> **EXERCISE BRIEF**
In the following material, identify every line holding the string "friends" and return it.

---------- DATA FOR THE TASK

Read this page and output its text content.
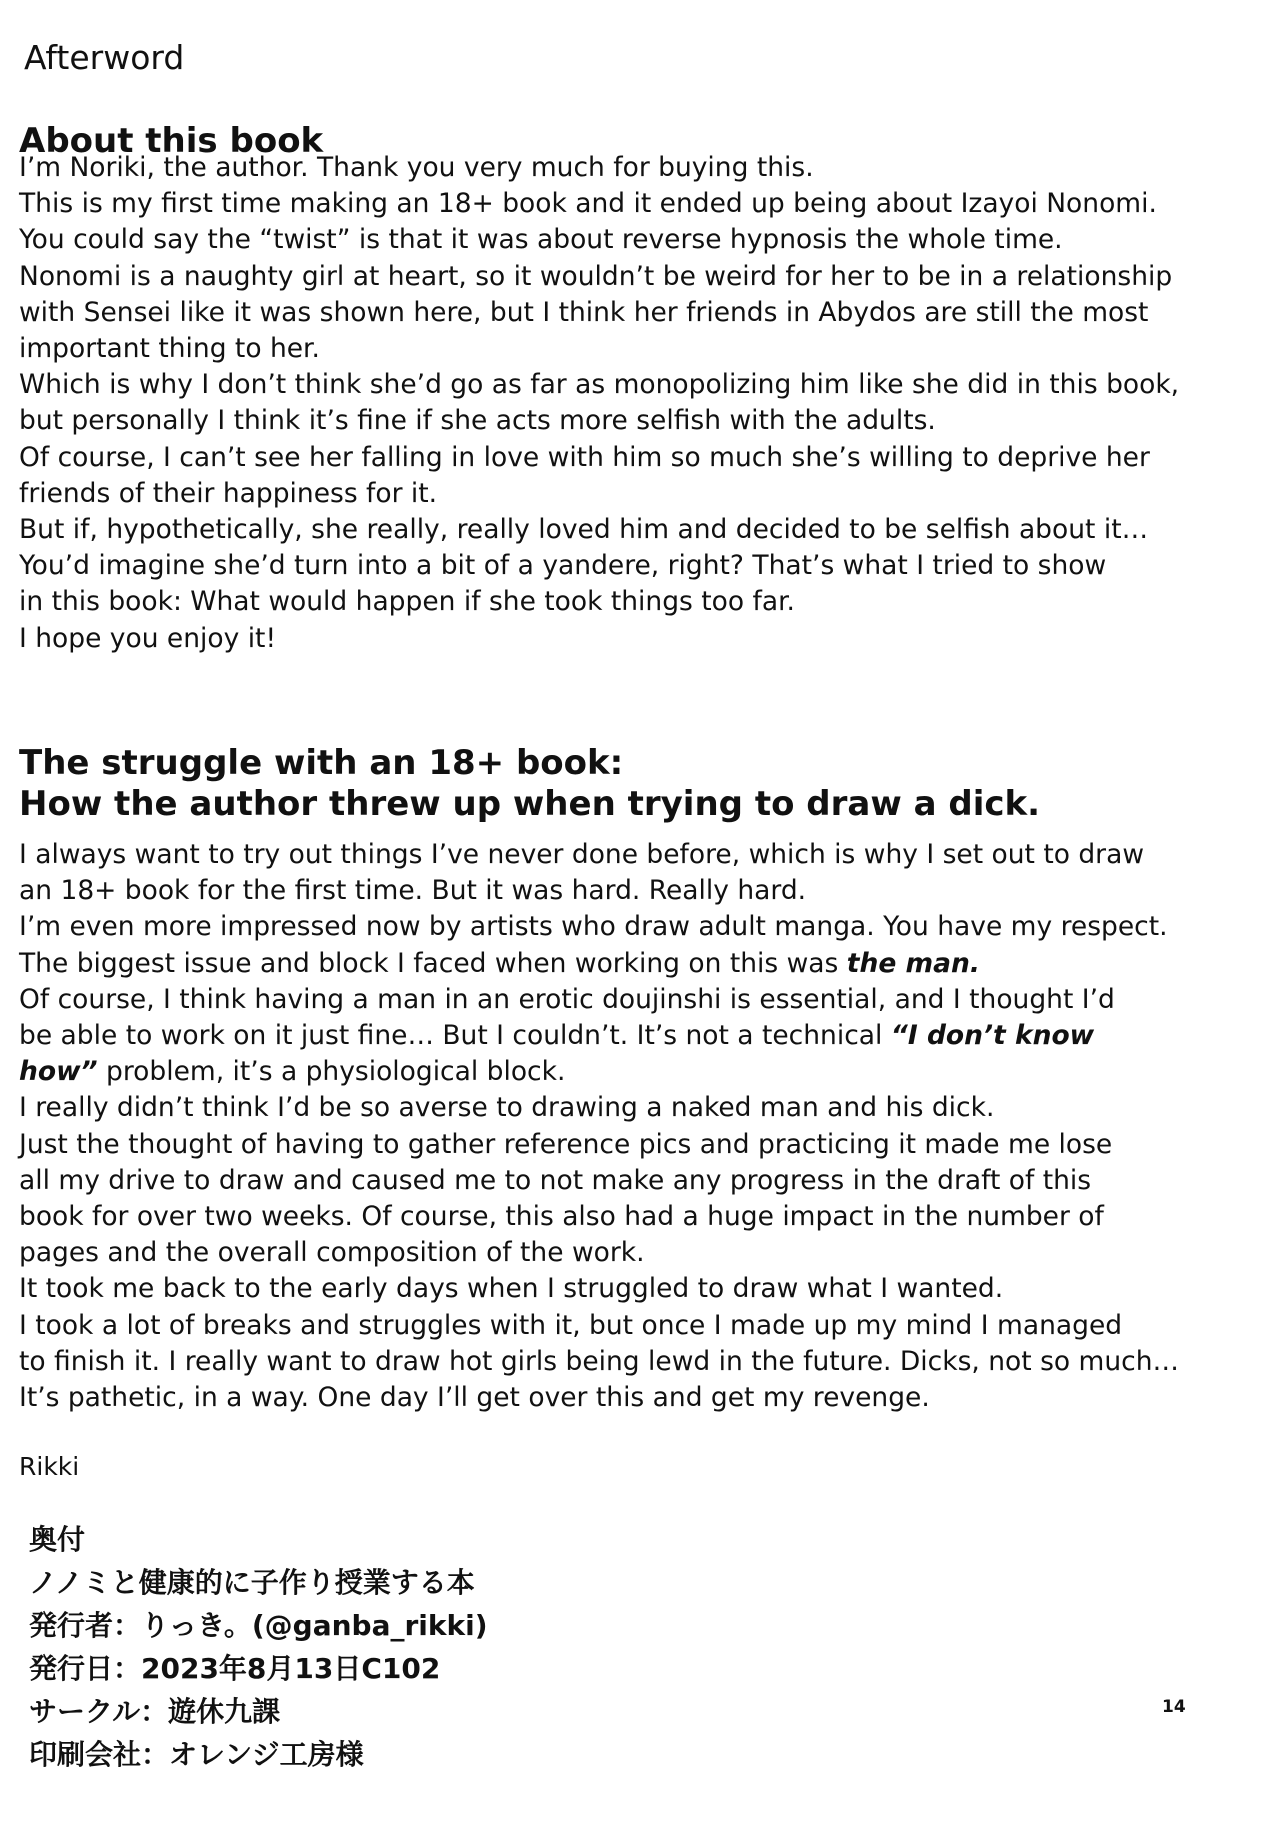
Afterword
About this book
I’m Noriki, the author. Thank you very much for buying this.
This is my first time making an 18+ book and it ended up being about Izayoi Nonomi.
You could say the “twist” is that it was about reverse hypnosis the whole time.
Nonomi is a naughty girl at heart, so it wouldn’t be weird for her to be in a relationship
with Sensei like it was shown here, but I think her friends in Abydos are still the most
important thing to her.
Which is why I don’t think she’d go as far as monopolizing him like she did in this book,
but personally I think it’s fine if she acts more selfish with the adults.
Of course, I can’t see her falling in love with him so much she’s willing to deprive her
friends of their happiness for it.
But if, hypothetically, she really, really loved him and decided to be selfish about it…
You’d imagine she’d turn into a bit of a yandere, right? That’s what I tried to show
in this book: What would happen if she took things too far.
I hope you enjoy it!
The struggle with an 18+ book:
How the author threw up when trying to draw a dick.
I always want to try out things I’ve never done before, which is why I set out to draw
an 18+ book for the first time. But it was hard. Really hard.
I’m even more impressed now by artists who draw adult manga. You have my respect.
The biggest issue and block I faced when working on this was the man.
Of course, I think having a man in an erotic doujinshi is essential, and I thought I’d
be able to work on it just fine… But I couldn’t. It’s not a technical “I don’t know
how” problem, it’s a physiological block.
I really didn’t think I’d be so averse to drawing a naked man and his dick.
Just the thought of having to gather reference pics and practicing it made me lose
all my drive to draw and caused me to not make any progress in the draft of this
book for over two weeks. Of course, this also had a huge impact in the number of
pages and the overall composition of the work.
It took me back to the early days when I struggled to draw what I wanted.
I took a lot of breaks and struggles with it, but once I made up my mind I managed
to finish it. I really want to draw hot girls being lewd in the future. Dicks, not so much…
It’s pathetic, in a way. One day I’ll get over this and get my revenge.
Rikki
奥付
ノノミと健康的に子作り授業する本
発行者：りっき。(@ganba_rikki)
発行日：2023年8月13日C102
サークル：遊休九課
印刷会社：オレンジ工房様
14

--------------------

> **ANSWER TO THE TASK**
with Sensei like it was shown here, but I think her friends in Abydos are still the most
friends of their happiness for it.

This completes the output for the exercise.